PROBLEM REQUIREMENTS: Keep only those lines of the records that include the string "similară".

################

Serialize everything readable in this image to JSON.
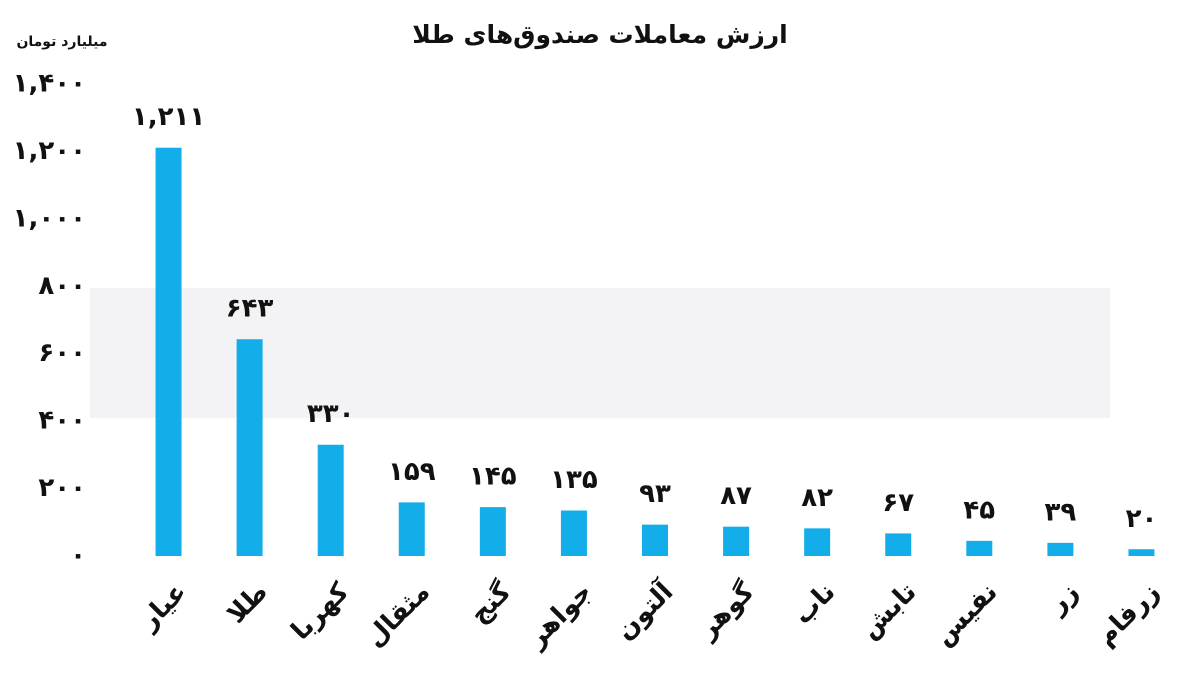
{
  "chart_data": {
    "type": "bar",
    "title": "ارزش معاملات صندوق‌های طلا",
    "y_label": "میلیارد تومان",
    "categories": [
      "عیار",
      "طلا",
      "کهربا",
      "مثقال",
      "گنج",
      "جواهر",
      "آلتون",
      "گوهر",
      "ناب",
      "تابش",
      "نفیس",
      "زر",
      "زرفام"
    ],
    "values": [
      1211,
      643,
      330,
      159,
      145,
      135,
      93,
      87,
      82,
      67,
      45,
      39,
      20
    ],
    "value_labels": [
      "۱,۲۱۱",
      "۶۴۳",
      "۳۳۰",
      "۱۵۹",
      "۱۴۵",
      "۱۳۵",
      "۹۳",
      "۸۷",
      "۸۲",
      "۶۷",
      "۴۵",
      "۳۹",
      "۲۰"
    ],
    "color": "#13aeea",
    "ylim": [
      0,
      1400
    ],
    "yticks": [
      {
        "value": 0,
        "label": "۰"
      },
      {
        "value": 200,
        "label": "۲۰۰"
      },
      {
        "value": 400,
        "label": "۴۰۰"
      },
      {
        "value": 600,
        "label": "۶۰۰"
      },
      {
        "value": 800,
        "label": "۸۰۰"
      },
      {
        "value": 1000,
        "label": "۱,۰۰۰"
      },
      {
        "value": 1200,
        "label": "۱,۲۰۰"
      },
      {
        "value": 1400,
        "label": "۱,۴۰۰"
      }
    ],
    "grid": false
  }
}
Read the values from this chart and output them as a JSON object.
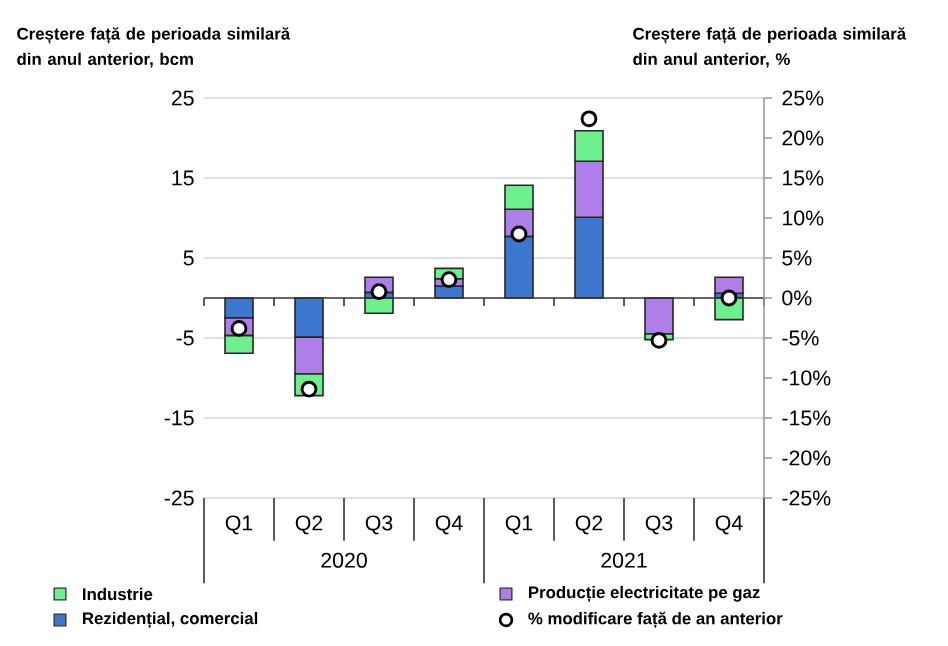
{
  "chart_data": {
    "type": "bar",
    "stacked": true,
    "categories": [
      "Q1",
      "Q2",
      "Q3",
      "Q4",
      "Q1",
      "Q2",
      "Q3",
      "Q4"
    ],
    "series": [
      {
        "name": "Rezidențial, comercial",
        "color": "#3c78d0",
        "values": [
          -2.5,
          -4.9,
          0.7,
          1.5,
          7.7,
          10.1,
          null,
          0.6
        ]
      },
      {
        "name": "Producție electricitate pe gaz",
        "color": "#b07ee8",
        "values": [
          -2.2,
          -4.6,
          1.9,
          0.9,
          3.4,
          7.0,
          -4.5,
          2.0
        ]
      },
      {
        "name": "Industrie",
        "color": "#6cf08c",
        "values": [
          -2.2,
          -2.7,
          -1.9,
          1.3,
          3.0,
          3.8,
          -0.7,
          -2.7
        ]
      },
      {
        "name": "% modificare față de an anterior",
        "type": "scatter",
        "axis": "y2",
        "color": "#ffffff",
        "values": [
          -3.8,
          -11.4,
          0.8,
          2.3,
          8.0,
          22.4,
          -5.3,
          0
        ]
      }
    ],
    "ylabel": "Creștere față de perioada similară din anul anterior, bcm",
    "y2label": "Creștere față de perioada similară din anul anterior, %",
    "ylim": [
      -25,
      25
    ],
    "yticks": [
      -25,
      -15,
      -5,
      5,
      15,
      25
    ],
    "y2lim": [
      -25,
      25
    ],
    "y2ticks": [
      {
        "value": -25,
        "label": "-25%"
      },
      {
        "value": -20,
        "label": "-20%"
      },
      {
        "value": -15,
        "label": "-15%"
      },
      {
        "value": -10,
        "label": "-10%"
      },
      {
        "value": -5,
        "label": "-5%"
      },
      {
        "value": 0,
        "label": "0%"
      },
      {
        "value": 5,
        "label": "5%"
      },
      {
        "value": 10,
        "label": "10%"
      },
      {
        "value": 15,
        "label": "15%"
      },
      {
        "value": 20,
        "label": "20%"
      },
      {
        "value": 25,
        "label": "25%"
      }
    ],
    "annotations": [
      "2020",
      "2021"
    ],
    "grid": "y",
    "legend": "bottom",
    "marker": "circle"
  }
}
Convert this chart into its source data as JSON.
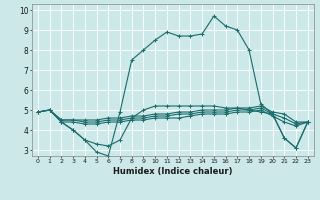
{
  "xlabel": "Humidex (Indice chaleur)",
  "xlim": [
    -0.5,
    23.5
  ],
  "ylim": [
    2.7,
    10.3
  ],
  "xticks": [
    0,
    1,
    2,
    3,
    4,
    5,
    6,
    7,
    8,
    9,
    10,
    11,
    12,
    13,
    14,
    15,
    16,
    17,
    18,
    19,
    20,
    21,
    22,
    23
  ],
  "yticks": [
    3,
    4,
    5,
    6,
    7,
    8,
    9,
    10
  ],
  "bg_color": "#cce8e8",
  "plot_bg": "#cce8e8",
  "grid_color": "#ffffff",
  "line_color": "#1a6b6b",
  "lines": [
    {
      "x": [
        0,
        1,
        2,
        3,
        4,
        5,
        6,
        7,
        8,
        9,
        10,
        11,
        12,
        13,
        14,
        15,
        16,
        17,
        18,
        19,
        20,
        21,
        22,
        23
      ],
      "y": [
        4.9,
        5.0,
        4.4,
        4.0,
        3.5,
        2.9,
        2.7,
        4.9,
        7.5,
        8.0,
        8.5,
        8.9,
        8.7,
        8.7,
        8.8,
        9.7,
        9.2,
        9.0,
        8.0,
        5.3,
        4.8,
        3.6,
        3.1,
        4.4
      ]
    },
    {
      "x": [
        0,
        1,
        2,
        3,
        4,
        5,
        6,
        7,
        8,
        9,
        10,
        11,
        12,
        13,
        14,
        15,
        16,
        17,
        18,
        19,
        20,
        21,
        22,
        23
      ],
      "y": [
        4.9,
        5.0,
        4.5,
        4.5,
        4.5,
        4.5,
        4.6,
        4.6,
        4.7,
        4.7,
        4.8,
        4.8,
        4.9,
        4.9,
        5.0,
        5.0,
        5.0,
        5.1,
        5.1,
        5.2,
        4.9,
        4.8,
        4.4,
        4.4
      ]
    },
    {
      "x": [
        0,
        1,
        2,
        3,
        4,
        5,
        6,
        7,
        8,
        9,
        10,
        11,
        12,
        13,
        14,
        15,
        16,
        17,
        18,
        19,
        20,
        21,
        22,
        23
      ],
      "y": [
        4.9,
        5.0,
        4.5,
        4.5,
        4.4,
        4.4,
        4.5,
        4.5,
        4.6,
        4.6,
        4.7,
        4.7,
        4.8,
        4.8,
        4.9,
        4.9,
        4.9,
        5.0,
        5.0,
        5.1,
        4.8,
        4.6,
        4.3,
        4.4
      ]
    },
    {
      "x": [
        0,
        1,
        2,
        3,
        4,
        5,
        6,
        7,
        8,
        9,
        10,
        11,
        12,
        13,
        14,
        15,
        16,
        17,
        18,
        19,
        20,
        21,
        22,
        23
      ],
      "y": [
        4.9,
        5.0,
        4.4,
        4.4,
        4.3,
        4.3,
        4.4,
        4.4,
        4.5,
        4.5,
        4.6,
        4.6,
        4.6,
        4.7,
        4.8,
        4.8,
        4.8,
        4.9,
        4.9,
        5.0,
        4.7,
        4.4,
        4.2,
        4.4
      ]
    },
    {
      "x": [
        2,
        3,
        4,
        5,
        6,
        7,
        8,
        9,
        10,
        11,
        12,
        13,
        14,
        15,
        16,
        17,
        18,
        19,
        20,
        21,
        22,
        23
      ],
      "y": [
        4.4,
        4.0,
        3.5,
        3.3,
        3.2,
        3.5,
        4.6,
        5.0,
        5.2,
        5.2,
        5.2,
        5.2,
        5.2,
        5.2,
        5.1,
        5.1,
        5.0,
        4.9,
        4.8,
        3.6,
        3.1,
        4.4
      ]
    }
  ]
}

################

RIGHT ANSWER:
    "ylabel": "Creștere față de perioada similară din anul anterior, bcm",
    "y2label": "Creștere față de perioada similară din anul anterior, %",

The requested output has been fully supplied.